__AIM__. Work out how many lines of the material below mention the word "status"; reply with the number only.

__RECORD EXTRACTS__.
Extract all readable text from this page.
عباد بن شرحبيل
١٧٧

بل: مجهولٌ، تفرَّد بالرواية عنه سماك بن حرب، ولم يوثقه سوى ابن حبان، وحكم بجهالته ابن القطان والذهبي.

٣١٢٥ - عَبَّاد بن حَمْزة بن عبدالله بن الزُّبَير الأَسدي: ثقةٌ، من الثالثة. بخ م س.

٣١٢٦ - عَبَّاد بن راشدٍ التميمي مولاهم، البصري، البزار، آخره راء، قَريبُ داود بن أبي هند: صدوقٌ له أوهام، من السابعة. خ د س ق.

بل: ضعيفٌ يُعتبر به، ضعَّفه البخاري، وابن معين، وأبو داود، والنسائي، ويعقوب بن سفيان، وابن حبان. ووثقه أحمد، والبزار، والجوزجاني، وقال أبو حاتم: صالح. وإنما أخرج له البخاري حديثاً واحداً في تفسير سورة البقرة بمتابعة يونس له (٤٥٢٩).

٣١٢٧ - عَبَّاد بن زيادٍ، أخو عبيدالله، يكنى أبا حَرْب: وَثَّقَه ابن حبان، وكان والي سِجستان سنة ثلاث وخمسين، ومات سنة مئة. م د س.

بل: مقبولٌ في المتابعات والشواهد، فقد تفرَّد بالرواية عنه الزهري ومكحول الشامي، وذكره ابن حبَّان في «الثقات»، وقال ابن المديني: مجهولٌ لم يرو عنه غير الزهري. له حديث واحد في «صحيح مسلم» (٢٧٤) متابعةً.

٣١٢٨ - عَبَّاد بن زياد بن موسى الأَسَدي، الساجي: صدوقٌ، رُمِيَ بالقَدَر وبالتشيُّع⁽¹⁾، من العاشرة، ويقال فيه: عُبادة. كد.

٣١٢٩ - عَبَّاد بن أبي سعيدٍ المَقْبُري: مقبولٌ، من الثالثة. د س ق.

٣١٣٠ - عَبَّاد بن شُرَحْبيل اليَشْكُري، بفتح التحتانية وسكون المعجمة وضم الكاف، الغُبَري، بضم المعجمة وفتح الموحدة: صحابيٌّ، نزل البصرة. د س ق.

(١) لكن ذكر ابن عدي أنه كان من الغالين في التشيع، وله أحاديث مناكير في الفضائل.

---

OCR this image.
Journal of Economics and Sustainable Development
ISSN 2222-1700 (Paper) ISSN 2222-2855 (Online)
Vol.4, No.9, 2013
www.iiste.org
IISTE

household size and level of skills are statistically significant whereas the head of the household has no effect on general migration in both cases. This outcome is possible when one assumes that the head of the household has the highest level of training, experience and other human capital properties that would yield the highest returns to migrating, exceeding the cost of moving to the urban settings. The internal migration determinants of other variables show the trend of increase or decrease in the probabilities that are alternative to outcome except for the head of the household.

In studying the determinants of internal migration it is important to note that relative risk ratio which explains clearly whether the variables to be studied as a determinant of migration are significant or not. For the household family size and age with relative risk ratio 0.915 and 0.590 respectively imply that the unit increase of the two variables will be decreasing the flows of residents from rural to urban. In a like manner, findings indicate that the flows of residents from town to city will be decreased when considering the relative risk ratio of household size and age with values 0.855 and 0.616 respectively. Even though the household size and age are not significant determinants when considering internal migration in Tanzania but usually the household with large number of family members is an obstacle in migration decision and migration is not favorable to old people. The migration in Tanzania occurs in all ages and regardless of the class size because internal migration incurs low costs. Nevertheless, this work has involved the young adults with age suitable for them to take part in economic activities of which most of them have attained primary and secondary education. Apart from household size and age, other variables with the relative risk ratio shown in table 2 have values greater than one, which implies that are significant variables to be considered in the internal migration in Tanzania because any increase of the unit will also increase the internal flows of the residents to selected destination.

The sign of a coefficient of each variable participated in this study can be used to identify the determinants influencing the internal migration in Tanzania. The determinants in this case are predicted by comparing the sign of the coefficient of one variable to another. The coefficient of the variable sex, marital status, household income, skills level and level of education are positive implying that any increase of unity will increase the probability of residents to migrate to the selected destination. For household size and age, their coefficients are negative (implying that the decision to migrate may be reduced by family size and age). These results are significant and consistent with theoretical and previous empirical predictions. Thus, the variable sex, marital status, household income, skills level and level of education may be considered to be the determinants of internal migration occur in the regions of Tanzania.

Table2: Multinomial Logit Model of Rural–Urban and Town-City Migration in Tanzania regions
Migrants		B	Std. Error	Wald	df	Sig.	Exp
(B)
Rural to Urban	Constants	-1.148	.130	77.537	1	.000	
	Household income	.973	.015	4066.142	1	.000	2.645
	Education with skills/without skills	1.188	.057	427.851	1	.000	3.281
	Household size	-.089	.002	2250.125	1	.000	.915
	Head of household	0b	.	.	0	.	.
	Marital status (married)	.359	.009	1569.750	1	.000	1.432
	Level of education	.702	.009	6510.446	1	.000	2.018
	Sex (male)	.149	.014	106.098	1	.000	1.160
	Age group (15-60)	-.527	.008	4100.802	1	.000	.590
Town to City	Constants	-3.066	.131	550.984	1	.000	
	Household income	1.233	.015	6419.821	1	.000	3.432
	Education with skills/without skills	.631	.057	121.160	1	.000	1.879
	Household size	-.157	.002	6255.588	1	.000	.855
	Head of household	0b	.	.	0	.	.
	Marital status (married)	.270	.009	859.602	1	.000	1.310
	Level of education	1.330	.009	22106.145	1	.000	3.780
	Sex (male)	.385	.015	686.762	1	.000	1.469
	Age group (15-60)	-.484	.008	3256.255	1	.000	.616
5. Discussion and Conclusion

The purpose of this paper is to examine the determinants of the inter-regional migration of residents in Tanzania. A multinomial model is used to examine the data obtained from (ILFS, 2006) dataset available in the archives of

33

__RESULT FOR THIS EXERCISE__. 3